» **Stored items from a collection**
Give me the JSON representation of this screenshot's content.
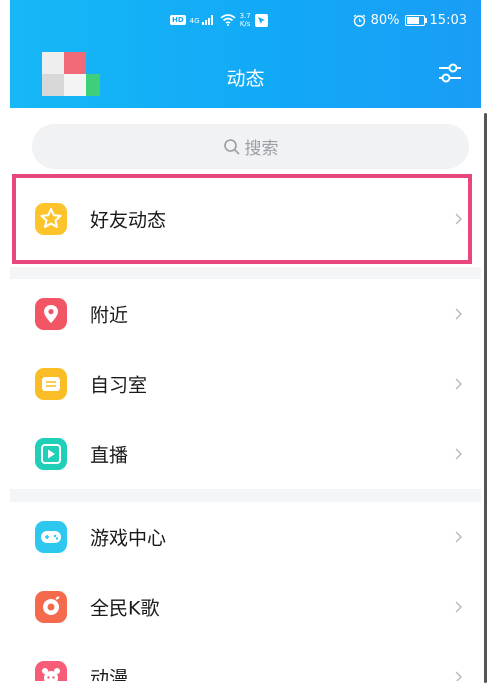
{
  "status_bar": {
    "hd_badge": "HD",
    "signal_label": "4G",
    "net_speed_value": "3.7",
    "net_speed_unit": "K/s",
    "battery_percent": "80%",
    "battery_level": 0.8,
    "time": "15:03"
  },
  "header": {
    "title": "动态"
  },
  "search": {
    "placeholder": "搜索"
  },
  "menu_groups": [
    [
      {
        "label": "好友动态",
        "icon": "star-icon",
        "color": "#fdc32b"
      }
    ],
    [
      {
        "label": "附近",
        "icon": "location-pin-icon",
        "color": "#f25564"
      },
      {
        "label": "自习室",
        "icon": "study-room-icon",
        "color": "#fbbd25"
      },
      {
        "label": "直播",
        "icon": "live-icon",
        "color": "#1fcfb7"
      }
    ],
    [
      {
        "label": "游戏中心",
        "icon": "gamepad-icon",
        "color": "#2ec8ef"
      },
      {
        "label": "全民K歌",
        "icon": "karaoke-icon",
        "color": "#f56a4c"
      },
      {
        "label": "动漫",
        "icon": "anime-icon",
        "color": "#f75d76"
      }
    ]
  ],
  "colors": {
    "header": "#15b0f7",
    "highlight": "#e8467e"
  }
}
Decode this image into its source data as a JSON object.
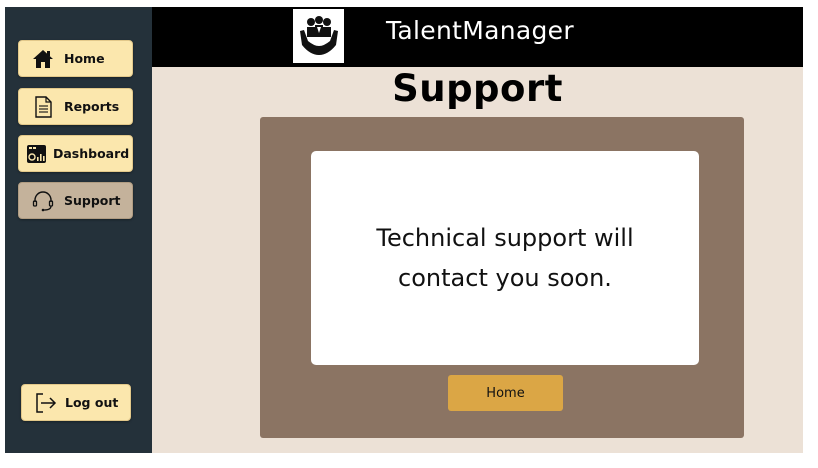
{
  "app": {
    "title": "TalentManager"
  },
  "sidebar": {
    "items": [
      {
        "label": "Home",
        "icon": "house-icon"
      },
      {
        "label": "Reports",
        "icon": "document-icon"
      },
      {
        "label": "Dashboard",
        "icon": "dashboard-icon"
      },
      {
        "label": "Support",
        "icon": "headset-icon",
        "active": true
      }
    ],
    "logout_label": "Log out"
  },
  "page": {
    "title": "Support",
    "message": "Technical support will contact you soon.",
    "home_button_label": "Home"
  },
  "colors": {
    "sidebar_bg": "#24313a",
    "nav_button_bg": "#fbe7ad",
    "nav_active_bg": "#c4b29b",
    "page_bg": "#ece1d6",
    "panel_bg": "#8b7463",
    "primary_button": "#dba645",
    "topbar_bg": "#000000"
  }
}
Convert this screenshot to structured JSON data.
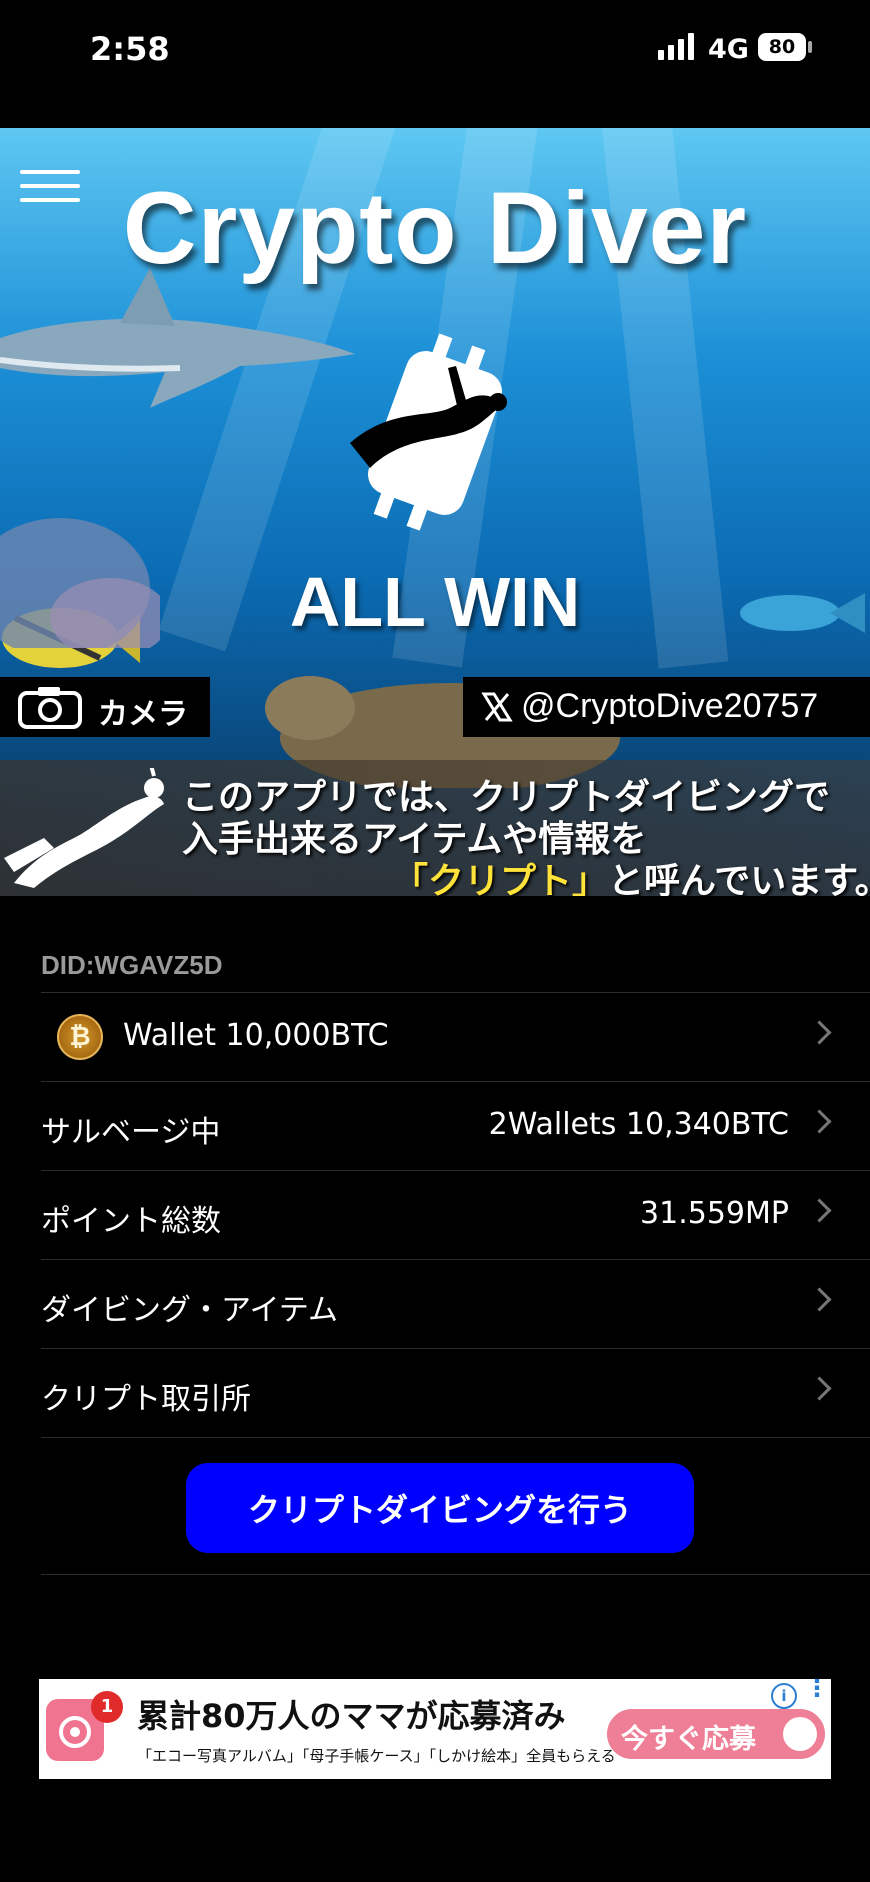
{
  "status_bar": {
    "time": "2:58",
    "network": "4G",
    "battery": "80"
  },
  "hero": {
    "title": "Crypto Diver",
    "tagline": "ALL WIN",
    "camera_label": "カメラ",
    "x_handle": "@CryptoDive20757",
    "note_line1": "このアプリでは、クリプトダイビングで",
    "note_line2": "入手出来るアイテムや情報を",
    "note_line3_highlight": "「クリプト」",
    "note_line3_rest": "と呼んでいます。"
  },
  "did": "DID:WGAVZ5D",
  "rows": [
    {
      "label": "Wallet 10,000BTC",
      "value": ""
    },
    {
      "label": "サルベージ中",
      "value": "2Wallets 10,340BTC"
    },
    {
      "label": "ポイント総数",
      "value": "31.559MP"
    },
    {
      "label": "ダイビング・アイテム",
      "value": ""
    },
    {
      "label": "クリプト取引所",
      "value": ""
    }
  ],
  "coin_symbol": "₿",
  "dive_button": "クリプトダイビングを行う",
  "ad": {
    "badge": "1",
    "headline": "累計80万人のママが応募済み",
    "sub": "「エコー写真アルバム」「母子手帳ケース」「しかけ絵本」全員もらえる",
    "cta": "今すぐ応募",
    "info": "i"
  },
  "icons": [
    "menu-icon",
    "camera-icon",
    "x-logo-icon",
    "bitcoin-coin-icon",
    "chevron-right-icon",
    "ad-info-icon",
    "ad-more-icon"
  ]
}
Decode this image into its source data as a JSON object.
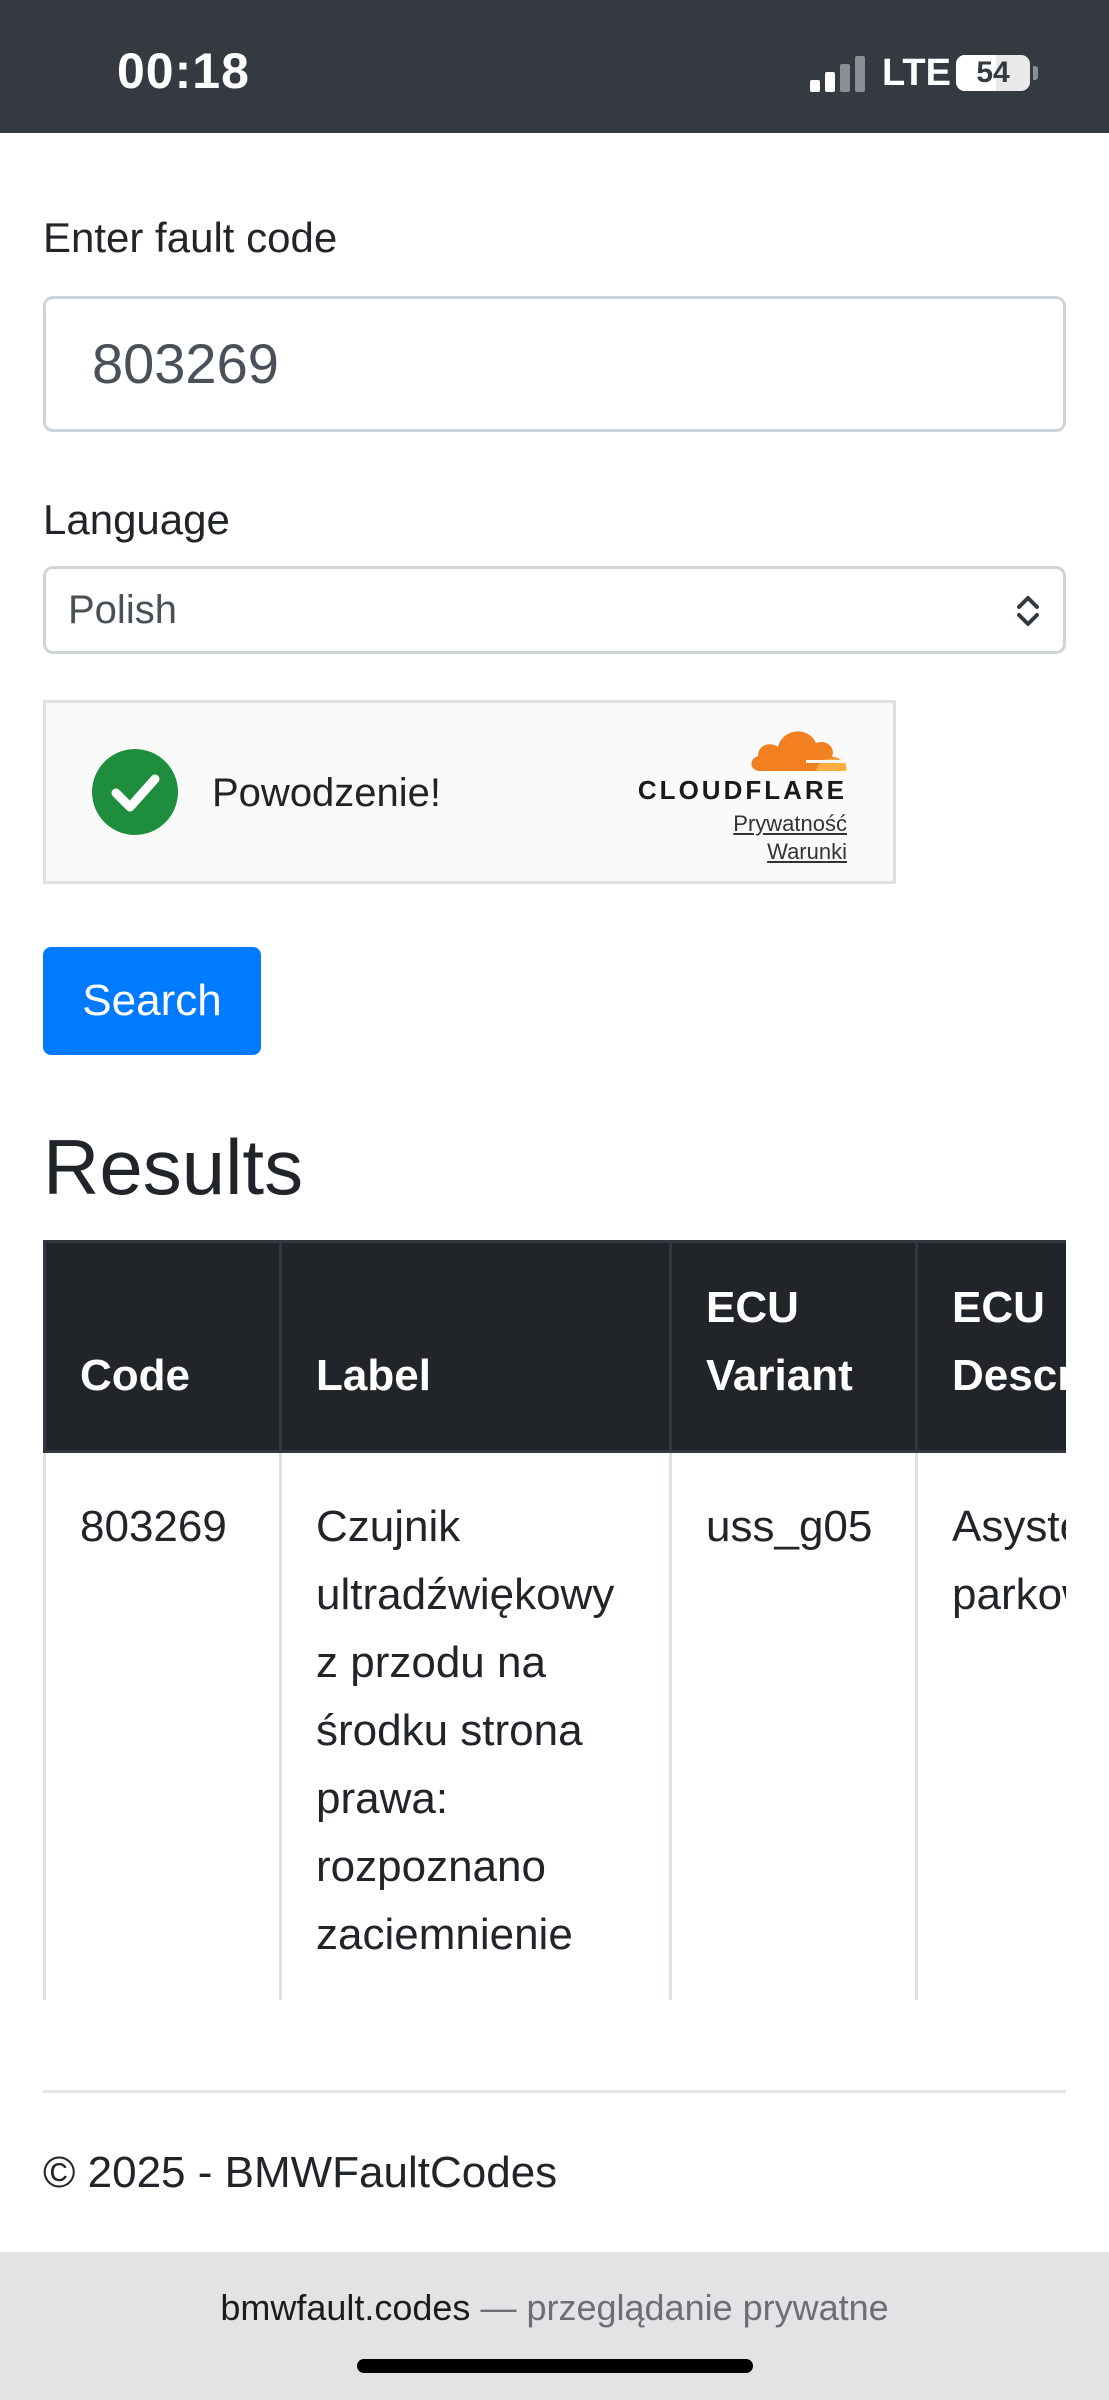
{
  "status_bar": {
    "time": "00:18",
    "network": "LTE",
    "battery": "54",
    "battery_level": 0.54
  },
  "form": {
    "fault_code_label": "Enter fault code",
    "fault_code_value": "803269",
    "language_label": "Language",
    "language_value": "Polish",
    "search_label": "Search"
  },
  "turnstile": {
    "message": "Powodzenie!",
    "brand": "CLOUDFLARE",
    "privacy_link": "Prywatność",
    "terms_link": "Warunki",
    "status_color": "#1e8e3e",
    "brand_color": "#f38020"
  },
  "results": {
    "title": "Results",
    "columns": [
      "Code",
      "Label",
      "ECU Variant",
      "ECU Description"
    ],
    "rows": [
      [
        "803269",
        "Czujnik ultradźwiękowy z przodu na środku strona prawa: rozpoznano zaciemnienie",
        "uss_g05",
        "Asystent parkowania"
      ]
    ]
  },
  "footer": {
    "copyright": "© 2025 - BMWFaultCodes"
  },
  "browser": {
    "domain": "bmwfault.codes",
    "separator": " — ",
    "mode": "przeglądanie prywatne"
  },
  "colors": {
    "primary": "#007bff",
    "table_header": "#212529",
    "status_bar": "#343a40"
  }
}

» **Written problem**
Where a line in the material above holds "title", copy that line.

» **Answer to this exercise**
    "title": "动态"
    "title": "TalentManager"
    "title": "Support",
    "title": "Crypto Diver",
    "title": "Results",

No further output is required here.